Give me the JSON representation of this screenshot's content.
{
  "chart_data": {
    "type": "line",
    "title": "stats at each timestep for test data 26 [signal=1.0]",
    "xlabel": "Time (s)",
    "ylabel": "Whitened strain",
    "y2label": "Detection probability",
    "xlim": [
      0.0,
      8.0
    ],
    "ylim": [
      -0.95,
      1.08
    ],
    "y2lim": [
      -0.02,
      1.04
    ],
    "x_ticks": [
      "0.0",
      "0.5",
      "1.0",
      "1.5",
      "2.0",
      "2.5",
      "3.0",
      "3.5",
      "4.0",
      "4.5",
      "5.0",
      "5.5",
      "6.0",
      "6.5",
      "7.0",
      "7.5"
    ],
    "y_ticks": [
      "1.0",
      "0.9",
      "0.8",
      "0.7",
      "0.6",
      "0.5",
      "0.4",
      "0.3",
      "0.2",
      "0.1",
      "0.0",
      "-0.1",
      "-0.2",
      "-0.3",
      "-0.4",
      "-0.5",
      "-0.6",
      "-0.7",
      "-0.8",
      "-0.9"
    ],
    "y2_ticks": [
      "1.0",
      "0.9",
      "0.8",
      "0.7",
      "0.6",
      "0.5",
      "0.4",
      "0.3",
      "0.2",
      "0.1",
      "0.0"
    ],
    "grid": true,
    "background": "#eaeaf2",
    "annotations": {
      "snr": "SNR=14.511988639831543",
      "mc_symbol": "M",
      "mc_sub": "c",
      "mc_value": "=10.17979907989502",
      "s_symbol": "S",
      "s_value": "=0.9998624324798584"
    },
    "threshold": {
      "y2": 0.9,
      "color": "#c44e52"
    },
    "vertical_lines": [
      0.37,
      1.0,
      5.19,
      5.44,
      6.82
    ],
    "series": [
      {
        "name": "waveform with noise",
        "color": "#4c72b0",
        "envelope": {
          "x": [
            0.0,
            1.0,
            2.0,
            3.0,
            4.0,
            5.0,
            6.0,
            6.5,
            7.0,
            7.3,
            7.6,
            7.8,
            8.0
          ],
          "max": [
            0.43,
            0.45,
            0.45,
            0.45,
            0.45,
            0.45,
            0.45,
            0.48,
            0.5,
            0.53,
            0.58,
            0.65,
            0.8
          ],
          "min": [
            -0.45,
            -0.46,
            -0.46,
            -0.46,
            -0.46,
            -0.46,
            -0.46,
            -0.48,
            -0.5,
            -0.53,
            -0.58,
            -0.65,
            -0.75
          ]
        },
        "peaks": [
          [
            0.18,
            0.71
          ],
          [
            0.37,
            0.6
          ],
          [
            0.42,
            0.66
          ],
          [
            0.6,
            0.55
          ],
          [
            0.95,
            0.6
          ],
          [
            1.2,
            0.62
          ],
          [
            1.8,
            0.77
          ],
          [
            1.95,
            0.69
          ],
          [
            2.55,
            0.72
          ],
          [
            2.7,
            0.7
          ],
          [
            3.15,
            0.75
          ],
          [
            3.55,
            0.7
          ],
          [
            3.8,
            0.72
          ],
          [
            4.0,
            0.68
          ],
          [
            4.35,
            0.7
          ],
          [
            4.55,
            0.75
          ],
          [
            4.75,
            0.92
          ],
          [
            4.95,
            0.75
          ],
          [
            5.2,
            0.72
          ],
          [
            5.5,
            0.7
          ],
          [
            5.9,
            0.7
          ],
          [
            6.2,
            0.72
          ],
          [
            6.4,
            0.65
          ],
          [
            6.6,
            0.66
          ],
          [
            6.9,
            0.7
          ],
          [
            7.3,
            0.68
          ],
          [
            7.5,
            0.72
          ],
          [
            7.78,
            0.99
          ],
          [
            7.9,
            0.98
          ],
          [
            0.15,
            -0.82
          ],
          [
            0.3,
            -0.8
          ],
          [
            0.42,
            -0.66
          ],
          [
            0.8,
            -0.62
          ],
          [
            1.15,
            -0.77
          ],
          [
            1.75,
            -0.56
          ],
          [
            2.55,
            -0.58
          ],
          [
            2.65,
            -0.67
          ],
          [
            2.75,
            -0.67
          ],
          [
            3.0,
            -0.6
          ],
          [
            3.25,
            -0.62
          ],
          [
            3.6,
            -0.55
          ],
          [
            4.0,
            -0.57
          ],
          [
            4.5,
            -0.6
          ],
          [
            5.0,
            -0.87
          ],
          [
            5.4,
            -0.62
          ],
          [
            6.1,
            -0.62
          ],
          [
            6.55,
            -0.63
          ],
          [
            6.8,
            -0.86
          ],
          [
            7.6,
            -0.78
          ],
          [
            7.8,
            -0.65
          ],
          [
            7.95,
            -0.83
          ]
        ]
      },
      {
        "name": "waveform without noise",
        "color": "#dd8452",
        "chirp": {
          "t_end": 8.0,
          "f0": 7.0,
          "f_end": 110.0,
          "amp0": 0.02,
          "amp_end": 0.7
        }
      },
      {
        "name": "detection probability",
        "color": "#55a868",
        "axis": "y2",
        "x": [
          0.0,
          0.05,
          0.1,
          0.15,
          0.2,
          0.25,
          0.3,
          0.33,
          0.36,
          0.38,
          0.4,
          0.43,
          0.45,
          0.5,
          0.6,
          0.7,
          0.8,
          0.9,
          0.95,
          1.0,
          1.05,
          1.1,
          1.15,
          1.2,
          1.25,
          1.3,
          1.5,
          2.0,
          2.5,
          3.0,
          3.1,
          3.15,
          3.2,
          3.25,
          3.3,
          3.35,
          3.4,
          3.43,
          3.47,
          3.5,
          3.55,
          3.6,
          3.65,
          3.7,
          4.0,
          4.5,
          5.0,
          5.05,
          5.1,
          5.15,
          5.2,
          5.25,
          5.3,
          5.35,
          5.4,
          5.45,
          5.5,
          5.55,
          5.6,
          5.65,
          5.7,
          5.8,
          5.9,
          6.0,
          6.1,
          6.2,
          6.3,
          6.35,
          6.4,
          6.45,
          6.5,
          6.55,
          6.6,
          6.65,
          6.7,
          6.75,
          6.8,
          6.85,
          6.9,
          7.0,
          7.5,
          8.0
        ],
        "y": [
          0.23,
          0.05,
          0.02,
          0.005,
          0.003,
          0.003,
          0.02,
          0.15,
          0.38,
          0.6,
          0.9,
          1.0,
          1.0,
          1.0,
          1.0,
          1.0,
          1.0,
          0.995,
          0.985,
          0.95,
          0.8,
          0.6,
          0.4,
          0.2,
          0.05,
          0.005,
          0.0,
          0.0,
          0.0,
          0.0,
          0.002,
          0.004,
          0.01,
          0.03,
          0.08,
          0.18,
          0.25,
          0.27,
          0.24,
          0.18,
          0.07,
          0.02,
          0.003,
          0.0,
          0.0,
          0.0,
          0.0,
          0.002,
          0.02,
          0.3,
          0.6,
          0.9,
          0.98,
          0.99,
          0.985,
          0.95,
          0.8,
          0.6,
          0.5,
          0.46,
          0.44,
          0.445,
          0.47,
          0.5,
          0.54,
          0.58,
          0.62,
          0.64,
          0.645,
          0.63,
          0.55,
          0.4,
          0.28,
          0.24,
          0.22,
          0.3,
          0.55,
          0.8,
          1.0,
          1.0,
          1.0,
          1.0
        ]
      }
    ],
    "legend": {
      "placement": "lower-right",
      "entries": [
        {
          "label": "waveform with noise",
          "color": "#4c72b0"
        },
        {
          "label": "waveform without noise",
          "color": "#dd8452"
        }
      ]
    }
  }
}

◆ ◆ ◆ ◆ ◆ ◆ ◆

Copy out the whole listing exactly.

-- Solution to this problem --
Give me the JSON representation of this screenshot's content.
{
  "chart_data": {
    "type": "line",
    "title": "stats at each timestep for test data 26 [signal=1.0]",
    "xlabel": "Time (s)",
    "ylabel": "Whitened strain",
    "y2label": "Detection probability",
    "xlim": [
      0.0,
      8.0
    ],
    "ylim": [
      -0.95,
      1.08
    ],
    "y2lim": [
      -0.02,
      1.04
    ],
    "x_ticks": [
      "0.0",
      "0.5",
      "1.0",
      "1.5",
      "2.0",
      "2.5",
      "3.0",
      "3.5",
      "4.0",
      "4.5",
      "5.0",
      "5.5",
      "6.0",
      "6.5",
      "7.0",
      "7.5"
    ],
    "y_ticks": [
      "1.0",
      "0.9",
      "0.8",
      "0.7",
      "0.6",
      "0.5",
      "0.4",
      "0.3",
      "0.2",
      "0.1",
      "0.0",
      "-0.1",
      "-0.2",
      "-0.3",
      "-0.4",
      "-0.5",
      "-0.6",
      "-0.7",
      "-0.8",
      "-0.9"
    ],
    "y2_ticks": [
      "1.0",
      "0.9",
      "0.8",
      "0.7",
      "0.6",
      "0.5",
      "0.4",
      "0.3",
      "0.2",
      "0.1",
      "0.0"
    ],
    "grid": true,
    "background": "#eaeaf2",
    "annotations": {
      "snr": "SNR=14.511988639831543",
      "mc_symbol": "M",
      "mc_sub": "c",
      "mc_value": "=10.17979907989502",
      "s_symbol": "S",
      "s_value": "=0.9998624324798584"
    },
    "threshold": {
      "y2": 0.9,
      "color": "#c44e52"
    },
    "vertical_lines": [
      0.37,
      1.0,
      5.19,
      5.44,
      6.82
    ],
    "series": [
      {
        "name": "waveform with noise",
        "color": "#4c72b0",
        "envelope": {
          "x": [
            0.0,
            1.0,
            2.0,
            3.0,
            4.0,
            5.0,
            6.0,
            6.5,
            7.0,
            7.3,
            7.6,
            7.8,
            8.0
          ],
          "max": [
            0.43,
            0.45,
            0.45,
            0.45,
            0.45,
            0.45,
            0.45,
            0.48,
            0.5,
            0.53,
            0.58,
            0.65,
            0.8
          ],
          "min": [
            -0.45,
            -0.46,
            -0.46,
            -0.46,
            -0.46,
            -0.46,
            -0.46,
            -0.48,
            -0.5,
            -0.53,
            -0.58,
            -0.65,
            -0.75
          ]
        },
        "peaks": [
          [
            0.18,
            0.71
          ],
          [
            0.37,
            0.6
          ],
          [
            0.42,
            0.66
          ],
          [
            0.6,
            0.55
          ],
          [
            0.95,
            0.6
          ],
          [
            1.2,
            0.62
          ],
          [
            1.8,
            0.77
          ],
          [
            1.95,
            0.69
          ],
          [
            2.55,
            0.72
          ],
          [
            2.7,
            0.7
          ],
          [
            3.15,
            0.75
          ],
          [
            3.55,
            0.7
          ],
          [
            3.8,
            0.72
          ],
          [
            4.0,
            0.68
          ],
          [
            4.35,
            0.7
          ],
          [
            4.55,
            0.75
          ],
          [
            4.75,
            0.92
          ],
          [
            4.95,
            0.75
          ],
          [
            5.2,
            0.72
          ],
          [
            5.5,
            0.7
          ],
          [
            5.9,
            0.7
          ],
          [
            6.2,
            0.72
          ],
          [
            6.4,
            0.65
          ],
          [
            6.6,
            0.66
          ],
          [
            6.9,
            0.7
          ],
          [
            7.3,
            0.68
          ],
          [
            7.5,
            0.72
          ],
          [
            7.78,
            0.99
          ],
          [
            7.9,
            0.98
          ],
          [
            0.15,
            -0.82
          ],
          [
            0.3,
            -0.8
          ],
          [
            0.42,
            -0.66
          ],
          [
            0.8,
            -0.62
          ],
          [
            1.15,
            -0.77
          ],
          [
            1.75,
            -0.56
          ],
          [
            2.55,
            -0.58
          ],
          [
            2.65,
            -0.67
          ],
          [
            2.75,
            -0.67
          ],
          [
            3.0,
            -0.6
          ],
          [
            3.25,
            -0.62
          ],
          [
            3.6,
            -0.55
          ],
          [
            4.0,
            -0.57
          ],
          [
            4.5,
            -0.6
          ],
          [
            5.0,
            -0.87
          ],
          [
            5.4,
            -0.62
          ],
          [
            6.1,
            -0.62
          ],
          [
            6.55,
            -0.63
          ],
          [
            6.8,
            -0.86
          ],
          [
            7.6,
            -0.78
          ],
          [
            7.8,
            -0.65
          ],
          [
            7.95,
            -0.83
          ]
        ]
      },
      {
        "name": "waveform without noise",
        "color": "#dd8452",
        "chirp": {
          "t_end": 8.0,
          "f0": 7.0,
          "f_end": 110.0,
          "amp0": 0.02,
          "amp_end": 0.7
        }
      },
      {
        "name": "detection probability",
        "color": "#55a868",
        "axis": "y2",
        "x": [
          0.0,
          0.05,
          0.1,
          0.15,
          0.2,
          0.25,
          0.3,
          0.33,
          0.36,
          0.38,
          0.4,
          0.43,
          0.45,
          0.5,
          0.6,
          0.7,
          0.8,
          0.9,
          0.95,
          1.0,
          1.05,
          1.1,
          1.15,
          1.2,
          1.25,
          1.3,
          1.5,
          2.0,
          2.5,
          3.0,
          3.1,
          3.15,
          3.2,
          3.25,
          3.3,
          3.35,
          3.4,
          3.43,
          3.47,
          3.5,
          3.55,
          3.6,
          3.65,
          3.7,
          4.0,
          4.5,
          5.0,
          5.05,
          5.1,
          5.15,
          5.2,
          5.25,
          5.3,
          5.35,
          5.4,
          5.45,
          5.5,
          5.55,
          5.6,
          5.65,
          5.7,
          5.8,
          5.9,
          6.0,
          6.1,
          6.2,
          6.3,
          6.35,
          6.4,
          6.45,
          6.5,
          6.55,
          6.6,
          6.65,
          6.7,
          6.75,
          6.8,
          6.85,
          6.9,
          7.0,
          7.5,
          8.0
        ],
        "y": [
          0.23,
          0.05,
          0.02,
          0.005,
          0.003,
          0.003,
          0.02,
          0.15,
          0.38,
          0.6,
          0.9,
          1.0,
          1.0,
          1.0,
          1.0,
          1.0,
          1.0,
          0.995,
          0.985,
          0.95,
          0.8,
          0.6,
          0.4,
          0.2,
          0.05,
          0.005,
          0.0,
          0.0,
          0.0,
          0.0,
          0.002,
          0.004,
          0.01,
          0.03,
          0.08,
          0.18,
          0.25,
          0.27,
          0.24,
          0.18,
          0.07,
          0.02,
          0.003,
          0.0,
          0.0,
          0.0,
          0.0,
          0.002,
          0.02,
          0.3,
          0.6,
          0.9,
          0.98,
          0.99,
          0.985,
          0.95,
          0.8,
          0.6,
          0.5,
          0.46,
          0.44,
          0.445,
          0.47,
          0.5,
          0.54,
          0.58,
          0.62,
          0.64,
          0.645,
          0.63,
          0.55,
          0.4,
          0.28,
          0.24,
          0.22,
          0.3,
          0.55,
          0.8,
          1.0,
          1.0,
          1.0,
          1.0
        ]
      }
    ],
    "legend": {
      "placement": "lower-right",
      "entries": [
        {
          "label": "waveform with noise",
          "color": "#4c72b0"
        },
        {
          "label": "waveform without noise",
          "color": "#dd8452"
        }
      ]
    }
  }
}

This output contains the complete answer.